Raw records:
····················
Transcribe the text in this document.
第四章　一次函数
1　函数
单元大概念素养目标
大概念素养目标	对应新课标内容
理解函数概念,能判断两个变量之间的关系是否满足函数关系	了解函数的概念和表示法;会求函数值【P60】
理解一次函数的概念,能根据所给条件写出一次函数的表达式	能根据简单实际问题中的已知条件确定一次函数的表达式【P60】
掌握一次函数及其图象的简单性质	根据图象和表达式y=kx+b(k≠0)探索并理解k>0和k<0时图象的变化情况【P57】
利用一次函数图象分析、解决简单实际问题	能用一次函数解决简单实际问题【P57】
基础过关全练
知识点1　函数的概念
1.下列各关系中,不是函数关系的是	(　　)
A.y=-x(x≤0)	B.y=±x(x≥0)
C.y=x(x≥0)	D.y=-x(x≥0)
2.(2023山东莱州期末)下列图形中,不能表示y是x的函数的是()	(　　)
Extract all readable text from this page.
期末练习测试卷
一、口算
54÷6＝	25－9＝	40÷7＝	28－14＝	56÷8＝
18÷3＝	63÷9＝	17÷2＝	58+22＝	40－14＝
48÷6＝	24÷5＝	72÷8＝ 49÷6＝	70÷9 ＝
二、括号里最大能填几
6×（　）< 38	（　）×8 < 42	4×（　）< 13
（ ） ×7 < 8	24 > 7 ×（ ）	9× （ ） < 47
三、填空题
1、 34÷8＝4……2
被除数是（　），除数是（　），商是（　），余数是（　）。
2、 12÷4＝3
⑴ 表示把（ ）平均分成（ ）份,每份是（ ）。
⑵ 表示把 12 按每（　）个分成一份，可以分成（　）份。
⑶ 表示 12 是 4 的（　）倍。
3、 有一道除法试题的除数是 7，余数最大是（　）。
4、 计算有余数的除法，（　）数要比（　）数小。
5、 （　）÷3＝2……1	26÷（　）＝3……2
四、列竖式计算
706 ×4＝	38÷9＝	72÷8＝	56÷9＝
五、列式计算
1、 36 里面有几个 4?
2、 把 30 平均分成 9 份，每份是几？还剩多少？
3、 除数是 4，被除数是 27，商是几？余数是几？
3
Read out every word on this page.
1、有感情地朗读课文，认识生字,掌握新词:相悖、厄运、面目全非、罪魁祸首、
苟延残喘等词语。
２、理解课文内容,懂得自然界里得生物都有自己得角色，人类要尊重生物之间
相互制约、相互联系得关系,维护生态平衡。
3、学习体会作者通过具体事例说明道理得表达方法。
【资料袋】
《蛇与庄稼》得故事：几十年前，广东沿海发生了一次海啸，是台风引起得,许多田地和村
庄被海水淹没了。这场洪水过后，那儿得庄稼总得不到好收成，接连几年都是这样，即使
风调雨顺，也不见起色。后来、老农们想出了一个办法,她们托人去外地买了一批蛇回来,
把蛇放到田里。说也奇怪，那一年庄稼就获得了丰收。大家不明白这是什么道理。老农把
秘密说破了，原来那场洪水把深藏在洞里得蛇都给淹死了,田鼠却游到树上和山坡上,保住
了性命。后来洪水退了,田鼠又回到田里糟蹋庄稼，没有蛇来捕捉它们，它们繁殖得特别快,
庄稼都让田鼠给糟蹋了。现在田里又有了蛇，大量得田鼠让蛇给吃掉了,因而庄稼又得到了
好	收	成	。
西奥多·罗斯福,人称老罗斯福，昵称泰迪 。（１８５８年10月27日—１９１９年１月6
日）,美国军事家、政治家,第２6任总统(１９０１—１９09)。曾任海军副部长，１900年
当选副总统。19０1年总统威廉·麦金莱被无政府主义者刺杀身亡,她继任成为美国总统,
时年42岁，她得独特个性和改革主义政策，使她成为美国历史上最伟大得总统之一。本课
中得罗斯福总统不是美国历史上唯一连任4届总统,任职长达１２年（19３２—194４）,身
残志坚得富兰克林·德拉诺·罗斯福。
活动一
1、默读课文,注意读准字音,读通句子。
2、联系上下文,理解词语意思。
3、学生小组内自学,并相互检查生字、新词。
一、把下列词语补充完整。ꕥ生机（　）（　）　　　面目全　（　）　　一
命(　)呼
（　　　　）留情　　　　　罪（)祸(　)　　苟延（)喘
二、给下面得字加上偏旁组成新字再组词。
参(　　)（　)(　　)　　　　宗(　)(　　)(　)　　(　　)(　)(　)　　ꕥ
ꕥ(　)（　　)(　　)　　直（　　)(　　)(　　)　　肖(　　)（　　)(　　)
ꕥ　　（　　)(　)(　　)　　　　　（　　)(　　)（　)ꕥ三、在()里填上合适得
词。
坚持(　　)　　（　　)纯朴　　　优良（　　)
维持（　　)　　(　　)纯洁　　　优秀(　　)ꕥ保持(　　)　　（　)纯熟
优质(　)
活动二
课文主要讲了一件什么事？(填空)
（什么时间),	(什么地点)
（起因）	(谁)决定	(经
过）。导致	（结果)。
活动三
····················
_What this task involves_: On how many lines does the word "平均分成" appear? Answer with only the number.

_Reply_: 2